Which lines of the data contain the string "mRNA"? Copy every one of them.

**RECORDS**.
====
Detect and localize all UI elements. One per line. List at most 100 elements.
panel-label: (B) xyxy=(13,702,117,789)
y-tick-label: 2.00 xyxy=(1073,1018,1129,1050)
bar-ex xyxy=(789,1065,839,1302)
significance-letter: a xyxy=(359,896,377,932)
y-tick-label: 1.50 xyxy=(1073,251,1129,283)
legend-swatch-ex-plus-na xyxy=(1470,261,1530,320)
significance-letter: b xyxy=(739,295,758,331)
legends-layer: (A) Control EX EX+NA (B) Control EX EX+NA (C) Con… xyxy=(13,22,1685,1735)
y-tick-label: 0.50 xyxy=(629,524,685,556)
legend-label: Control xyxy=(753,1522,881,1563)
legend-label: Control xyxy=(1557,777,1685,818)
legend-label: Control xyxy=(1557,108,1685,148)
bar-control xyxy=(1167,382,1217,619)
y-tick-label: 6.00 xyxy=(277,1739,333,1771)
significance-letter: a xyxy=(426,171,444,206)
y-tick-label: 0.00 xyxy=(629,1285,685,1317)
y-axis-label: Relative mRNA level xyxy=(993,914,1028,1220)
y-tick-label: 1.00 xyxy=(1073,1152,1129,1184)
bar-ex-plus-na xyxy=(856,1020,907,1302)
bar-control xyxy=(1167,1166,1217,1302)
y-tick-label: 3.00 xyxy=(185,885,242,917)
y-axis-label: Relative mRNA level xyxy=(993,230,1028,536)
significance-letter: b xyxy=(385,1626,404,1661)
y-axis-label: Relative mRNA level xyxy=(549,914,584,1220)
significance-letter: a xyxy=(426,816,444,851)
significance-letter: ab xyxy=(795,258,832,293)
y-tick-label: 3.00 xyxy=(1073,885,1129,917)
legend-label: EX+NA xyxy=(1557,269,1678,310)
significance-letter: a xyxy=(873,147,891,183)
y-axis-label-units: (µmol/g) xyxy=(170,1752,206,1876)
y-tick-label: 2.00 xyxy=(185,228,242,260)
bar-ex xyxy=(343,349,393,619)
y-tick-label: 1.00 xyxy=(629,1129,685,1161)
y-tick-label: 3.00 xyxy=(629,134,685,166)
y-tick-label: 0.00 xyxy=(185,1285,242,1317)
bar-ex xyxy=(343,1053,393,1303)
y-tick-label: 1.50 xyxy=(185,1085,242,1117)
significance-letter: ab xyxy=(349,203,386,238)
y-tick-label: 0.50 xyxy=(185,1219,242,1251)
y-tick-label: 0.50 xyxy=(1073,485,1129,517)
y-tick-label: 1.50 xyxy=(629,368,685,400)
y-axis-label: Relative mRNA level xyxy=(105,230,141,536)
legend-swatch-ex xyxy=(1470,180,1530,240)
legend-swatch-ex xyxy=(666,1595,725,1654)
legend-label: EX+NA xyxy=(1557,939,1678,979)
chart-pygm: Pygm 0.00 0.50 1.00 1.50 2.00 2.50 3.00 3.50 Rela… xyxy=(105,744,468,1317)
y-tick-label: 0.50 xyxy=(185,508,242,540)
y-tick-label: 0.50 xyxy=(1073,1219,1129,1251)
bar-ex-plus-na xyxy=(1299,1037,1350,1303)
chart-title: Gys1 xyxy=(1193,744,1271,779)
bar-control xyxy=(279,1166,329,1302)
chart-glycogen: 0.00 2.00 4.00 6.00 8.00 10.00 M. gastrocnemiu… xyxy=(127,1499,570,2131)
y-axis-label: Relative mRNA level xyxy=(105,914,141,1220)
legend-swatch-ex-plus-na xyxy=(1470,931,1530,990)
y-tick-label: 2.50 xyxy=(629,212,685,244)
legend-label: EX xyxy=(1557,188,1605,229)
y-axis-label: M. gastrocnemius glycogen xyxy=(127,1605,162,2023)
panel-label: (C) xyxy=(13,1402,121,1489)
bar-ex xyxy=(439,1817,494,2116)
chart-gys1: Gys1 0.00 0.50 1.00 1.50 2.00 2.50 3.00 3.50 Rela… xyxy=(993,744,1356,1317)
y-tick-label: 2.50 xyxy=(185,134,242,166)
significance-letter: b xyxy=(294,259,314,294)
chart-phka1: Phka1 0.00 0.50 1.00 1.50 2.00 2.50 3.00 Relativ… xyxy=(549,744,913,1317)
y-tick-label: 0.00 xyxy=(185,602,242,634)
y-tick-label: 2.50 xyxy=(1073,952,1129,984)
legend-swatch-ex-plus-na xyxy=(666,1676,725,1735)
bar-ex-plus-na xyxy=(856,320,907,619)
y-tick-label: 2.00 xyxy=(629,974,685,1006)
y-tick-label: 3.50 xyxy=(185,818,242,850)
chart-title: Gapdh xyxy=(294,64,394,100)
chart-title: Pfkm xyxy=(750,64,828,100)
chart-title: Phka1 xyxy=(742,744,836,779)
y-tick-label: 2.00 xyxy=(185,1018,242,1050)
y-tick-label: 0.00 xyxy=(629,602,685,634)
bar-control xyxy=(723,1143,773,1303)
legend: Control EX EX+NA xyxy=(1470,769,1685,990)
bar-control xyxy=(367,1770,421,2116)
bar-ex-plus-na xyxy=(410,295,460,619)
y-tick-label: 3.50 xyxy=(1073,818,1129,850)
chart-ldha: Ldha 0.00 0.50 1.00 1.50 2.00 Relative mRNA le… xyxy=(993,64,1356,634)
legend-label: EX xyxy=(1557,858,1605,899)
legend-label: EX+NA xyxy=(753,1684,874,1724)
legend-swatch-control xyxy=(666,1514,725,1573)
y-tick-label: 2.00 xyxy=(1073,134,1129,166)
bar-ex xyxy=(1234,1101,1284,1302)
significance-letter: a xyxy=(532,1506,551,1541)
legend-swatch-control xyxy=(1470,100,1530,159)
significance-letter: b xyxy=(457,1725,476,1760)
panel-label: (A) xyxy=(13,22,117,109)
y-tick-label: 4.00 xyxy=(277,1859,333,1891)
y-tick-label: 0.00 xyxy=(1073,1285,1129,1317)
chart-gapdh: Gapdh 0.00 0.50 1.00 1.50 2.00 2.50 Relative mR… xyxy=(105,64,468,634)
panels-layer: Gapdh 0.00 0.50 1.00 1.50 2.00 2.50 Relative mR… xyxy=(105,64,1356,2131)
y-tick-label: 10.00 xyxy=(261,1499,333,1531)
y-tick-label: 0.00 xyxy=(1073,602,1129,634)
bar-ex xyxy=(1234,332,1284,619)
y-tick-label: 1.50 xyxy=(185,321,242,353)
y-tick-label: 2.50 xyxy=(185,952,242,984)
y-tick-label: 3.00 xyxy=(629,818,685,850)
====
**ANSWER SECTION**.
y-axis-label: Relative mRNA level xyxy=(993,914,1028,1220)
y-axis-label: Relative mRNA level xyxy=(993,230,1028,536)
y-axis-label: Relative mRNA level xyxy=(549,914,584,1220)
y-axis-label: Relative mRNA level xyxy=(105,230,141,536)
y-axis-label: Relative mRNA level xyxy=(105,914,141,1220)
chart-ldha: Ldha 0.00 0.50 1.00 1.50 2.00 Relative mRNA le… xyxy=(993,64,1356,634)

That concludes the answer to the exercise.